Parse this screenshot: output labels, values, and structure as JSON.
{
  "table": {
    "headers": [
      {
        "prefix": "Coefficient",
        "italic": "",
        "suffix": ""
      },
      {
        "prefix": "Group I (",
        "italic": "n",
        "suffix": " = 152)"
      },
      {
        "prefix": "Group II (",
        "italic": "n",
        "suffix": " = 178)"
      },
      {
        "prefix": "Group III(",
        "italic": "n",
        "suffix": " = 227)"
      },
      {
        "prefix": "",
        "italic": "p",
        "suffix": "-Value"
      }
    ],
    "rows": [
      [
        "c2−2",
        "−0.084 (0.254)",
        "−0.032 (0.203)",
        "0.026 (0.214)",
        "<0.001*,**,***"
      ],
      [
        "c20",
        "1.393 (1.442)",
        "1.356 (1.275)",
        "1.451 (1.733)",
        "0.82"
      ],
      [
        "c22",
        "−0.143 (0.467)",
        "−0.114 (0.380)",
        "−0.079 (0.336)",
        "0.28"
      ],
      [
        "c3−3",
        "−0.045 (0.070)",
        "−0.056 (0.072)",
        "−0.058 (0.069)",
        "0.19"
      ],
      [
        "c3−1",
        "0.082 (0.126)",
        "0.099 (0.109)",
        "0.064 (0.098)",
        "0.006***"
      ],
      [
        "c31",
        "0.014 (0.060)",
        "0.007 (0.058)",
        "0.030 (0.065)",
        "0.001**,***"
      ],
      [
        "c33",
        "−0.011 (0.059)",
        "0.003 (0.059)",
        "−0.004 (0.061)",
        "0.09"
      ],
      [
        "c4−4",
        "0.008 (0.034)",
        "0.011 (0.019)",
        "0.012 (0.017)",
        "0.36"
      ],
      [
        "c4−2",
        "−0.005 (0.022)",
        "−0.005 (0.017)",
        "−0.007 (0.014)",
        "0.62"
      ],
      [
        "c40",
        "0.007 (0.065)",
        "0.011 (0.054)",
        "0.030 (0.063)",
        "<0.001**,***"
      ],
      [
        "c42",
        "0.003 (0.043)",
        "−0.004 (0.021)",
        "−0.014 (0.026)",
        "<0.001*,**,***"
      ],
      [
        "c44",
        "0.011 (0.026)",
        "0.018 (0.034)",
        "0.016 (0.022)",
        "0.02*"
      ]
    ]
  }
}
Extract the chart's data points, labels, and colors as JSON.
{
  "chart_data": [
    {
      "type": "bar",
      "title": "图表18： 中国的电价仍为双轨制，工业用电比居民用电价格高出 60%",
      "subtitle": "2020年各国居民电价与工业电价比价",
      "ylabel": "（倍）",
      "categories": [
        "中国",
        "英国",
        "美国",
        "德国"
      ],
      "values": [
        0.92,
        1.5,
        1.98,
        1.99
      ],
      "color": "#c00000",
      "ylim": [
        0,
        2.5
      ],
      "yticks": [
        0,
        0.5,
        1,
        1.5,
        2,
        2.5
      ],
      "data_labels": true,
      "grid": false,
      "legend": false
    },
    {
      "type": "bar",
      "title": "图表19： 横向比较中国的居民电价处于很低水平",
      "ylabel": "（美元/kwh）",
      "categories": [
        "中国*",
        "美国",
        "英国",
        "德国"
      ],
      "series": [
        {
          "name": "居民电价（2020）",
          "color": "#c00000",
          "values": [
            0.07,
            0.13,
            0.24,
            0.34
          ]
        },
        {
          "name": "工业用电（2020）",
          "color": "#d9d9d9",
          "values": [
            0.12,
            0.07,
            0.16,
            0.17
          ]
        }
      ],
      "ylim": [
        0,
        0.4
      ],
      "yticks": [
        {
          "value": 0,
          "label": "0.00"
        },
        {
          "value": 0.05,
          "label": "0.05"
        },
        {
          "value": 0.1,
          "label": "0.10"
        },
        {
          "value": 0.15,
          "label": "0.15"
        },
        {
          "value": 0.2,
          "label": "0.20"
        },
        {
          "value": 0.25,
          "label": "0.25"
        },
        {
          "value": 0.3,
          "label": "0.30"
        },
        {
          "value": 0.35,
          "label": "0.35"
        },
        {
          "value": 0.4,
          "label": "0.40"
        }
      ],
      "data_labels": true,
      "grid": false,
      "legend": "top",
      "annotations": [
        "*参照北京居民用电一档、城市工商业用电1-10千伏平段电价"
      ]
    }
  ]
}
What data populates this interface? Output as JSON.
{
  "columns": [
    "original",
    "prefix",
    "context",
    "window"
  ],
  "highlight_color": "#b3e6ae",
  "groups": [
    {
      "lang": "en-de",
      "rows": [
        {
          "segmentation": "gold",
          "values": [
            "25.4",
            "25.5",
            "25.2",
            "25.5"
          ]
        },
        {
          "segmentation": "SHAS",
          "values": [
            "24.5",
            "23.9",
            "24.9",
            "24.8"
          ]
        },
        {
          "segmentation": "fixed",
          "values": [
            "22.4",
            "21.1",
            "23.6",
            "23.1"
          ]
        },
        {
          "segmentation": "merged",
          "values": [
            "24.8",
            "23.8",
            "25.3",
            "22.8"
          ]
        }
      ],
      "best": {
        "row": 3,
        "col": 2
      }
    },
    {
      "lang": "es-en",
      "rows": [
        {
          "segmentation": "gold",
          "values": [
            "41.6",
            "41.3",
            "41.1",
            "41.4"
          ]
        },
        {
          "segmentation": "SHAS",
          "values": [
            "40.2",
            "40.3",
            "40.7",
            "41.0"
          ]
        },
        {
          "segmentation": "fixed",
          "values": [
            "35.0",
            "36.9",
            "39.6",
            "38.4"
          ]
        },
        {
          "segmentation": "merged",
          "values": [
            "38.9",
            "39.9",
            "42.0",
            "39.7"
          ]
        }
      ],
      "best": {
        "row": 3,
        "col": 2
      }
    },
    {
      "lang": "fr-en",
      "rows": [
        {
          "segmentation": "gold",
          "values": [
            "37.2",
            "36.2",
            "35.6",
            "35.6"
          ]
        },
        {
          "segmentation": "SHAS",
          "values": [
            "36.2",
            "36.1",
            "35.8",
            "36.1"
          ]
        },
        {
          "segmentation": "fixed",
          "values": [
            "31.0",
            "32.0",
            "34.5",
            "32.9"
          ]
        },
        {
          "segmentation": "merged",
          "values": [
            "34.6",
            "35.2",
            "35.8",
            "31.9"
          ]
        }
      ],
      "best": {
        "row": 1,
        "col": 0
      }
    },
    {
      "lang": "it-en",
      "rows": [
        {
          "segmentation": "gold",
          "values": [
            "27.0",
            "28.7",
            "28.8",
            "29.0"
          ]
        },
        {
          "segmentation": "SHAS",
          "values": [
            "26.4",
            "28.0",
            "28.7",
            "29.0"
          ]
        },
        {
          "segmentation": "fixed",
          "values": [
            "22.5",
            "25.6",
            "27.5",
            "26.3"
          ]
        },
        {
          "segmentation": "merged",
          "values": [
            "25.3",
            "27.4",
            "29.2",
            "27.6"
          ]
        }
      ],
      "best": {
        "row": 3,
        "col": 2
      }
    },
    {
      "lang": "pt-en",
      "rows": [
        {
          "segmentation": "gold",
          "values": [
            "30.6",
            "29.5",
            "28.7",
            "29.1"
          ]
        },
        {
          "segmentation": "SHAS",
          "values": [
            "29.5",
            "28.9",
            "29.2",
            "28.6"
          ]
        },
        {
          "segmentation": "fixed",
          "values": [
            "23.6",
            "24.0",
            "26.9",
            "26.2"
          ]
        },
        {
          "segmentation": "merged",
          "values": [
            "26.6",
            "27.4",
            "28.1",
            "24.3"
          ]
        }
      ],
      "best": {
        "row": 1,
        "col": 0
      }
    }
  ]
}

═══

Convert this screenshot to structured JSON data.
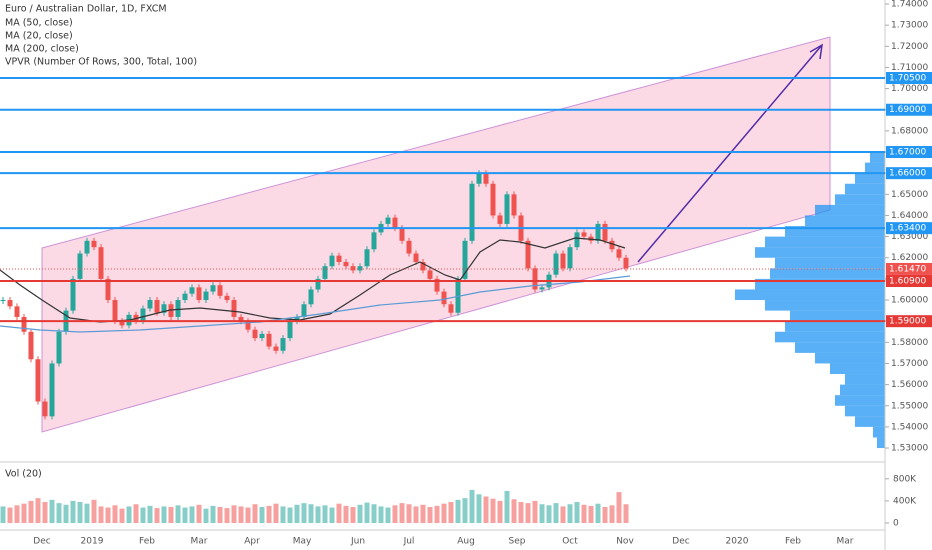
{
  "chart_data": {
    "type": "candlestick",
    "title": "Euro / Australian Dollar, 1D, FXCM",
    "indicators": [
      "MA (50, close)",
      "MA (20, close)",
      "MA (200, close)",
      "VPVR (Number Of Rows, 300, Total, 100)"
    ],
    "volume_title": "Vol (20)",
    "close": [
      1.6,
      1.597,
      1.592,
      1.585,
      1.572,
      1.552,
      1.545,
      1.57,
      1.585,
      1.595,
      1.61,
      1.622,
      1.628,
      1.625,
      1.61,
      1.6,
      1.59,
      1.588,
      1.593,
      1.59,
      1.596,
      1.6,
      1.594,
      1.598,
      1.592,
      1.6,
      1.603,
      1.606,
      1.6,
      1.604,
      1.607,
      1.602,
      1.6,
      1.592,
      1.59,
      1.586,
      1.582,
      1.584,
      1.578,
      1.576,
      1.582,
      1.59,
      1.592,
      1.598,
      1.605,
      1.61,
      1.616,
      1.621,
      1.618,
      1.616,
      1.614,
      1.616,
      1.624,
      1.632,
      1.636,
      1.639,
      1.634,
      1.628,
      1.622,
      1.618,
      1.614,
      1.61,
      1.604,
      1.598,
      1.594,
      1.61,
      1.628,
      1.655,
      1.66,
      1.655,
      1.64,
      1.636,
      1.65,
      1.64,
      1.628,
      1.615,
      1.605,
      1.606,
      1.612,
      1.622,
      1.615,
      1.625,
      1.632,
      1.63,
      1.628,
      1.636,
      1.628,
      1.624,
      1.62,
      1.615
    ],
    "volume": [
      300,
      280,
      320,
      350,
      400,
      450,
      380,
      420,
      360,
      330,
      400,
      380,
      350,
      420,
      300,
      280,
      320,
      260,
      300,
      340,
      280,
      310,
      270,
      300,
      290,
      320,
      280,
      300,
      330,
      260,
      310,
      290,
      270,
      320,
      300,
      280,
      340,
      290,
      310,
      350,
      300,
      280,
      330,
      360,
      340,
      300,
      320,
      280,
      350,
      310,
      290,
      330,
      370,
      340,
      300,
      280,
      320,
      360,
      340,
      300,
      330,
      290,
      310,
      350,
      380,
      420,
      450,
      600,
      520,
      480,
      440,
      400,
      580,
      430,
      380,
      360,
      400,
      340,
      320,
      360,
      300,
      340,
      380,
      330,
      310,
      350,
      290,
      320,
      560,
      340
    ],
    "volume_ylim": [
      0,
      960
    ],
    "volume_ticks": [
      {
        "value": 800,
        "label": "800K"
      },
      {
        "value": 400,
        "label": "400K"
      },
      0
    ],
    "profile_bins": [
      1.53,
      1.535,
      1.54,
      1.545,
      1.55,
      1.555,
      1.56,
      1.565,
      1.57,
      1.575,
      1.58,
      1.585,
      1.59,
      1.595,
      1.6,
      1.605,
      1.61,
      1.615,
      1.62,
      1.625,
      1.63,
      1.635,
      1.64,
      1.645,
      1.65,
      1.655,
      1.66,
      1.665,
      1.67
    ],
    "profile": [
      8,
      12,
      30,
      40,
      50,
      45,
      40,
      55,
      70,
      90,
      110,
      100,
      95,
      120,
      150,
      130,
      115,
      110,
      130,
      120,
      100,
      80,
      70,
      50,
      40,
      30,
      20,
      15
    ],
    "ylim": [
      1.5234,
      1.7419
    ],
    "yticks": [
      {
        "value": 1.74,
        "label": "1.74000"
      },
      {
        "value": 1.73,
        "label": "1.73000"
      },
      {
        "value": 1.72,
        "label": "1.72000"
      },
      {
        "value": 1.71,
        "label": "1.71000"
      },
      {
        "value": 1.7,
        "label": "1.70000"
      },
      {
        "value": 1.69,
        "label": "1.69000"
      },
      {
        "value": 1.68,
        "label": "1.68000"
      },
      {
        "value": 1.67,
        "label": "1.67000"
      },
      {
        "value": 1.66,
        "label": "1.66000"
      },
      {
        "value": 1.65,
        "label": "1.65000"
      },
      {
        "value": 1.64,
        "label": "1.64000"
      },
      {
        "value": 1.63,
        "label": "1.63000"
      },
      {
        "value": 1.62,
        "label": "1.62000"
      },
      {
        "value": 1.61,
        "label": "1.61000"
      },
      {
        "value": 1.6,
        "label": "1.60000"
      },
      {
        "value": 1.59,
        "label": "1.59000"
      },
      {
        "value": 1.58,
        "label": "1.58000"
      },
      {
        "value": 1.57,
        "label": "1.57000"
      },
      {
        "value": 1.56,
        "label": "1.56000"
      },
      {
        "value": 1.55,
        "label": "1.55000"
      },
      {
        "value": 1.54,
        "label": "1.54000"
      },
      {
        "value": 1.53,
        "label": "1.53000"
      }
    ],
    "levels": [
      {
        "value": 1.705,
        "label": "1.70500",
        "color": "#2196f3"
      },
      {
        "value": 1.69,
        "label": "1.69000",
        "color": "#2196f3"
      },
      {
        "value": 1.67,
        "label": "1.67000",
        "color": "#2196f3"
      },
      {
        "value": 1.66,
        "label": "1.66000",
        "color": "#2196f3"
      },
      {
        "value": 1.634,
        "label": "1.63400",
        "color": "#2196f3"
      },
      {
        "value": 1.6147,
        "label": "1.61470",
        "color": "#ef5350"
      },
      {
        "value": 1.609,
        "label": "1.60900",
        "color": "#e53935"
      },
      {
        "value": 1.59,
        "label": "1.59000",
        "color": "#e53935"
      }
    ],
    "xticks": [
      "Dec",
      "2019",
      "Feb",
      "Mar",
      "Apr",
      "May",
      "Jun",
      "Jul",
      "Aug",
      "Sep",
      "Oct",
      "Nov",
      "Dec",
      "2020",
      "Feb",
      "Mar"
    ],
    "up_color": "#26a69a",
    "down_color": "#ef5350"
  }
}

═══

### Given problem
From the data above, gather every line that includes the word "this".

### Exercise answer
Parse this screenshot: output labels, values, and structure as JSON.
What data populates this interface? Output as JSON.
Convert this screenshot to structured JSON data.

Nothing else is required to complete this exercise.